**Task instructions:**
Determine how many lines of the records include "Tillmann", and answer with the number alone.

--------------------

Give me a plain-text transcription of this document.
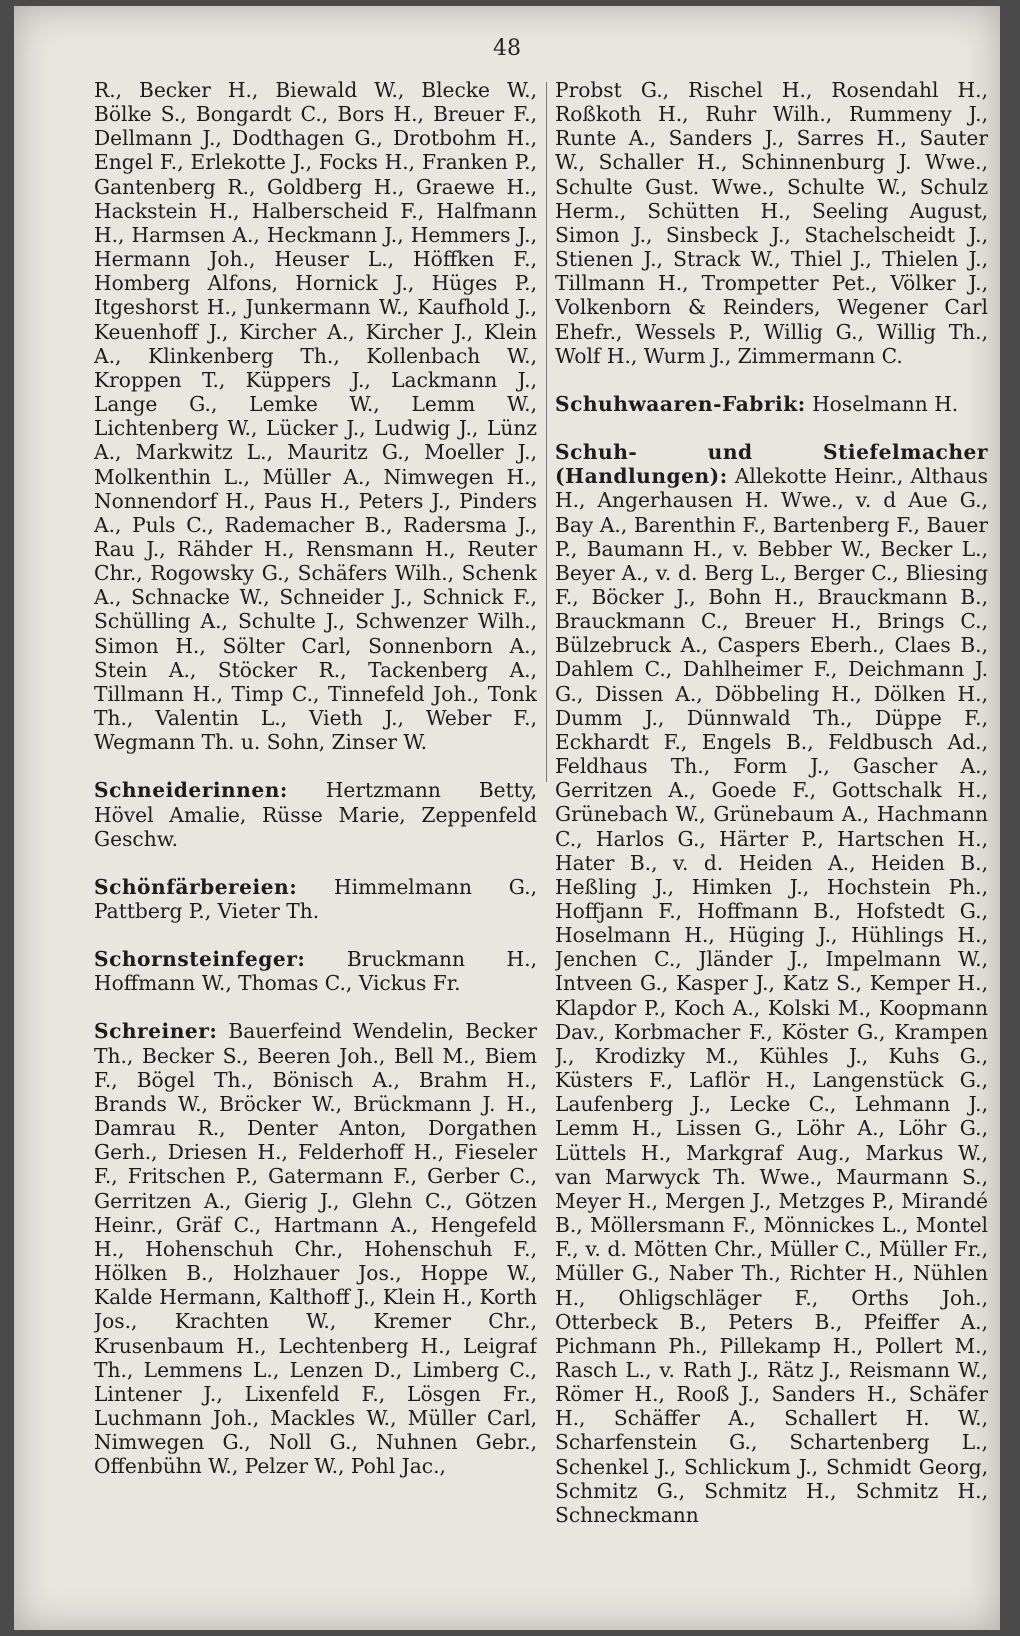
48

R., Becker H., Biewald W., Blecke W., Bölke S., Bongardt C., Bors H., Breuer F., Dellmann J., Dodthagen G., Drotbohm H., Engel F., Erlekotte J., Focks H., Franken P., Gantenberg R., Goldberg H., Graewe H., Hackstein H., Halberscheid F., Halfmann H., Harmsen A., Heckmann J., Hemmers J., Hermann Joh., Heuser L., Höffken F., Homberg Alfons, Hornick J., Hüges P., Itgeshorst H., Junkermann W., Kaufhold J., Keuenhoff J., Kircher A., Kircher J., Klein A., Klinkenberg Th., Kollenbach W., Kroppen T., Küppers J., Lackmann J., Lange G., Lemke W., Lemm W., Lichtenberg W., Lücker J., Ludwig J., Lünz A., Markwitz L., Mauritz G., Moeller J., Molkenthin L., Müller A., Nimwegen H., Nonnendorf H., Paus H., Peters J., Pinders A., Puls C., Rademacher B., Radersma J., Rau J., Rähder H., Rensmann H., Reuter Chr., Rogowsky G., Schäfers Wilh., Schenk A., Schnacke W., Schneider J., Schnick F., Schülling A., Schulte J., Schwenzer Wilh., Simon H., Sölter Carl, Sonnenborn A., Stein A., Stöcker R., Tackenberg A., Tillmann H., Timp C., Tinnefeld Joh., Tonk Th., Valentin L., Vieth J., Weber F., Wegmann Th. u. Sohn, Zinser W.

Schneiderinnen: Hertzmann Betty, Hövel Amalie, Rüsse Marie, Zeppenfeld Geschw.

Schönfärbereien: Himmelmann G., Pattberg P., Vieter Th.

Schornsteinfeger: Bruckmann H., Hoffmann W., Thomas C., Vickus Fr.

Schreiner: Bauerfeind Wendelin, Becker Th., Becker S., Beeren Joh., Bell M., Biem F., Bögel Th., Bönisch A., Brahm H., Brands W., Bröcker W., Brückmann J. H., Damrau R., Denter Anton, Dorgathen Gerh., Driesen H., Felderhoff H., Fieseler F., Fritschen P., Gatermann F., Gerber C., Gerritzen A., Gierig J., Glehn C., Götzen Heinr., Gräf C., Hartmann A., Hengefeld H., Hohenschuh Chr., Hohenschuh F., Hölken B., Holzhauer Jos., Hoppe W., Kalde Hermann, Kalthoff J., Klein H., Korth Jos., Krachten W., Kremer Chr., Krusenbaum H., Lechtenberg H., Leigraf Th., Lemmens L., Lenzen D., Limberg C., Lintener J., Lixenfeld F., Lösgen Fr., Luchmann Joh., Mackles W., Müller Carl, Nimwegen G., Noll G., Nuhnen Gebr., Offenbühn W., Pelzer W., Pohl Jac.,

Probst G., Rischel H., Rosendahl H., Roßkoth H., Ruhr Wilh., Rummeny J., Runte A., Sanders J., Sarres H., Sauter W., Schaller H., Schinnenburg J. Wwe., Schulte Gust. Wwe., Schulte W., Schulz Herm., Schütten H., Seeling August, Simon J., Sinsbeck J., Stachelscheidt J., Stienen J., Strack W., Thiel J., Thielen J., Tillmann H., Trompetter Pet., Völker J., Volkenborn & Reinders, Wegener Carl Ehefr., Wessels P., Willig G., Willig Th., Wolf H., Wurm J., Zimmermann C.

Schuhwaaren-Fabrik: Hoselmann H.

Schuh- und Stiefelmacher (Handlungen): Allekotte Heinr., Althaus H., Angerhausen H. Wwe., v. d Aue G., Bay A., Barenthin F., Bartenberg F., Bauer P., Baumann H., v. Bebber W., Becker L., Beyer A., v. d. Berg L., Berger C., Bliesing F., Böcker J., Bohn H., Brauckmann B., Brauckmann C., Breuer H., Brings C., Bülzebruck A., Caspers Eberh., Claes B., Dahlem C., Dahlheimer F., Deichmann J. G., Dissen A., Döbbeling H., Dölken H., Dumm J., Dünnwald Th., Düppe F., Eckhardt F., Engels B., Feldbusch Ad., Feldhaus Th., Form J., Gascher A., Gerritzen A., Goede F., Gottschalk H., Grünebach W., Grünebaum A., Hachmann C., Harlos G., Härter P., Hartschen H., Hater B., v. d. Heiden A., Heiden B., Heßling J., Himken J., Hochstein Ph., Hoffjann F., Hoffmann B., Hofstedt G., Hoselmann H., Hüging J., Hühlings H., Jenchen C., Jländer J., Impelmann W., Intveen G., Kasper J., Katz S., Kemper H., Klapdor P., Koch A., Kolski M., Koopmann Dav., Korbmacher F., Köster G., Krampen J., Krodizky M., Kühles J., Kuhs G., Küsters F., Laflör H., Langenstück G., Laufenberg J., Lecke C., Lehmann J., Lemm H., Lissen G., Löhr A., Löhr G., Lüttels H., Markgraf Aug., Markus W., van Marwyck Th. Wwe., Maurmann S., Meyer H., Mergen J., Metzges P., Mirandé B., Möllersmann F., Mönnickes L., Montel F., v. d. Mötten Chr., Müller C., Müller Fr., Müller G., Naber Th., Richter H., Nühlen H., Ohligschläger F., Orths Joh., Otterbeck B., Peters B., Pfeiffer A., Pichmann Ph., Pillekamp H., Pollert M., Rasch L., v. Rath J., Rätz J., Reismann W., Römer H., Rooß J., Sanders H., Schäfer H., Schäffer A., Schallert H. W., Scharfenstein G., Schartenberg L., Schenkel J., Schlickum J., Schmidt Georg, Schmitz G., Schmitz H., Schmitz H., Schneckmann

--------------------

**Reply:**
2